━━ SELECTED EXCERPT ━━

# Which code 55 track is best?



## choochoosam (Mar 23, 2014)

I'm a new member, and planning my 8th layout, last one is 10 years old.
I'm looking at options to the Peco code 55 that I've used on the last 3 layouts.
Pros and cons between Micro Engineering and Atlas code 55? 
Have heard ballasting the Atlas is a problem.
Thanks, Scott


----------



## dd1228 (Jan 26, 2015)

I used Micro Engineering turnouts code 55 on my last layout. They were terrible, would not recommend them. Rebuilt layout with all Peco code 55 and would not use any other rail or turnouts.


----------



## jargonlet (Dec 21, 2011)

I have always had Atlas Code 80 on my privious layouts. On my current layout I am using Atlas Code 55. It's a lot of work but looks great and runs great if you spend the proper time to het it working. With Atlas Code 55, your locos and rolling stock have to have low profile wheels or they won't make it through the turnouts and will drag on the ties. Atlas Code 55 also has an electro frog so you have to have a way to power them and also a switching mechanism of some kind. I have never used micro engineering accept for on a bridge that didn't make it to the layout. I have also never used Peco Code 55 but I understand that it is code 80 in a thicker base.

Ballasting takes more care to do properly but can be done to good results. I did this stretch the other night.


----------



## feldon30 (Dec 30, 2012)

━━━

TASK 1: In the code 55 track thread, write out the passage starting at "Thanks, Scott" and ending at "rail or turnouts.", substituting "Kato" for every "Peco".
TASK 2: According to the code 55 track thread, how many of choochoosam's layouts used Peco code 55?
TASK 3: Continue the code 55 track thread from where it stops.
The lines have nothing to do with the code 55 track thread.

━━ INFORMATION PROVIDED ━━

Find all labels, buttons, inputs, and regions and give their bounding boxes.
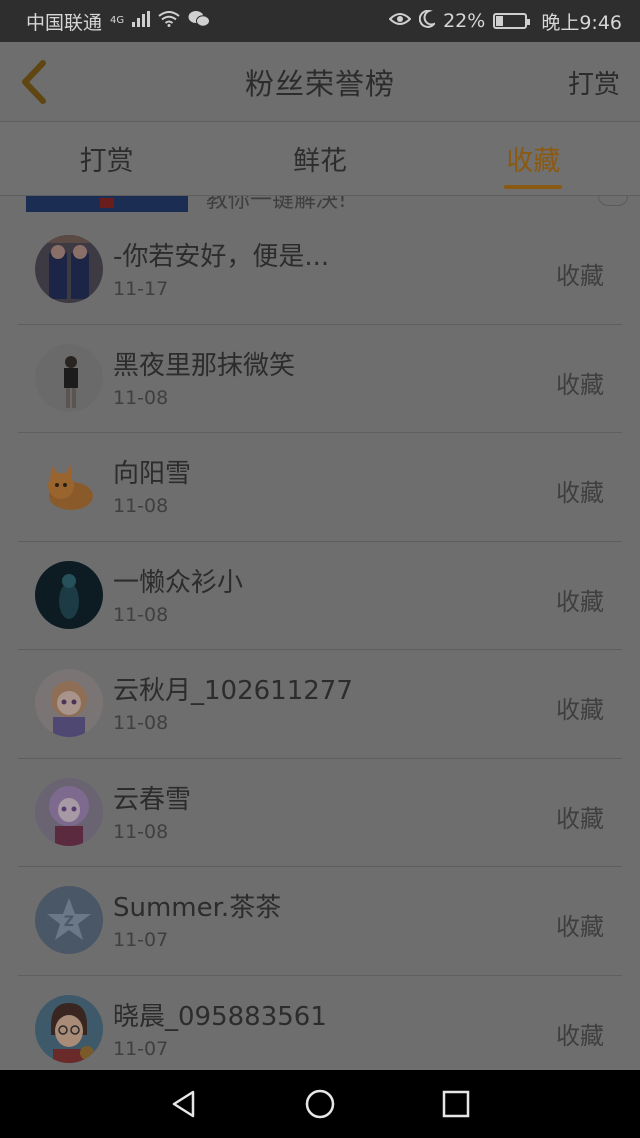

━━━

FINAL RESULT 1:
Thanks, Scott


----------



## dd1228 (Jan 26, 2015)

I used Micro Engineering turnouts code 55 on my last layout. They were terrible, would not recommend them. Rebuilt layout with all Kato code 55 and would not use any other rail or turnouts.

FINAL RESULT 2: The last three layouts.

FINAL RESULT 3:
Atlas Code 55 N scale track and turnouts became unavailable for almost 3 years due to various shenanigans in China which can be summed up with "putting all your eggs in one basket". Most people either waited indefinitely to finish their layouts, or took the extra hit in the pocketbook and went with Peco.


----------



## traction fan (Oct 5, 2014)

I personally like Micro engineering flex track very much. I have not used their turnouts though. When I started with code 55 many years ago, code 55 turnouts were as scarce as honest politicians. A company called Rail craft, (now called micro engineering) offered a few kits with assembled rails that you glued down to ties. That was about all that was available. For that and cost reasons, I started making my own turnouts and have been doing so ever since. You can make a better working turnout than you can buy; and a lot cheaper. The downside is time. It can take several days to make one turnout. If you have any interest in doing this, let me know and I'll be glad to help.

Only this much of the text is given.